Was zu tun ist:
a - Bearbeite den Abschnitt des Artikels über die Wahl in Brasilien, der mit den Worten „Bolsonaro kam bei“ beginnt und mit „deutlich mehr Stimmen.“ schließt: Gib ihn wieder und setze dabei „Wahlkommission“ an die Stelle von „Wahlbehörde“.
b - Wie viel Prozent der Stimmen erhielt Haddad laut dem Artikel über die Wahl in Brasilien in der ersten Runde?

Ausgangstext:

Rechtspopulist Bolsonaro verpasst Sieg in erster Wahlrunde knapp
Der Erfolg des Rechtspopulisten Jair Bolsonaro in der ersten Runde der Präsidentschaftswahl in Brasilien spaltet das Land und begeistert die Anleger. Der höchst umstrittene Politiker verwies den Linkskandidaten Fernando Haddad von der Arbeiterpartei von Ex-Staatschef Luiz Inácio Lula da Silva am Sonntag mit deutlichem Abstand auf den zweiten Platz. Die Stichwahl in drei Wochen dürfte aber deutlich enger werden. Die Börse reagierte positiv auf Bolsonaros Erfolg.
Bolsonaro kam bei dem Urnengang auf rund 46 Prozent, wie die Wahlbehörde erklärte. Haddad erhielt demnach etwa 29 Prozent der Stimmen. Das Ergebnis ist ein Triumph für Bolsonaro, der häufig als "Donald Trump Brasiliens" bezeichnet wird. Umfragen hatten den 63-Jährigen zuletzt bei rund 36 Prozent gesehen - bei der Wahl erhielt er nun deutlich mehr Stimmen.
Zwischenzeitlich hatte es sogar so ausgesehen, als könnte der Ex-Offizier, der immer wieder mit rassistischen und sexistischen Äußerungen aufgefallen ist, im ersten Wahlgang eine absolute Mehrheit erzielen. Damit wäre er direkt zum Präsidenten gewählt worden. Jetzt muss er am 28. Oktober in der Stichwahl gegen Haddad antreten.
Am Wahlabend beklagte Bolsonaro, es habe "Probleme" mit den elektronischen Wahlurnen gegeben; sonst wäre er jetzt schon zum Präsidenten gewählt worden. Er werde nun vom Obersten Wahlgericht "Lösungen" verlangen. Anhänger des Rechtspopulisten versammelten sich am Abend vor dem Wahlgericht in der Hauptstadt Brasília und schrien "Betrug, Betrug, Betrug!"
Bolsonaros Erfolg beflügelte die Finanzmärkte. Nach Handelsbeginn in São Paulo legte der Aktienindex Ibovespa am Montag um mehr als sechs Prozent zu, später lag er rund fünf Prozent im Plus. Die brasilianische Landeswährung Real wertete knapp 2,9 Prozent gegenüber dem Dollar auf.
Der Ex-Offizier und Verteidiger der früheren Militärdiktatur (1964 bis 1985) hat für den Fall eines Wahlsiegs Privatisierungen sowie einen harten Kampf gegen Korruption und Kriminalität angekündigt. Zudem will er die Waffengesetze lockern. Mit abfälligen Bemerkungen über Frauen, Homosexuelle und Schwarze polarisiert er die brasilianische Gesellschaft. Anfang September wurde er bei einer Messerattacke während eines Wahlkampfauftritts verletzt.
Bei der Wahl waren rund 147 Millionen Bewohner des südamerikanischen Landes aufgerufen, einen Nachfolger für den unbeliebten konservativen Staatschef Michel Temer zu wählen. Insgesamt traten 13 Kandidaten an.

Erfasste Daten:
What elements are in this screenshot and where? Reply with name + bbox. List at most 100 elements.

Antworten:
a -
Bolsonaro kam bei dem Urnengang auf rund 46 Prozent, wie die Wahlkommission erklärte. Haddad erhielt demnach etwa 29 Prozent der Stimmen. Das Ergebnis ist ein Triumph für Bolsonaro, der häufig als "Donald Trump Brasiliens" bezeichnet wird. Umfragen hatten den 63-Jährigen zuletzt bei rund 36 Prozent gesehen - bei der Wahl erhielt er nun deutlich mehr Stimmen.

b - Etwa 29 Prozent.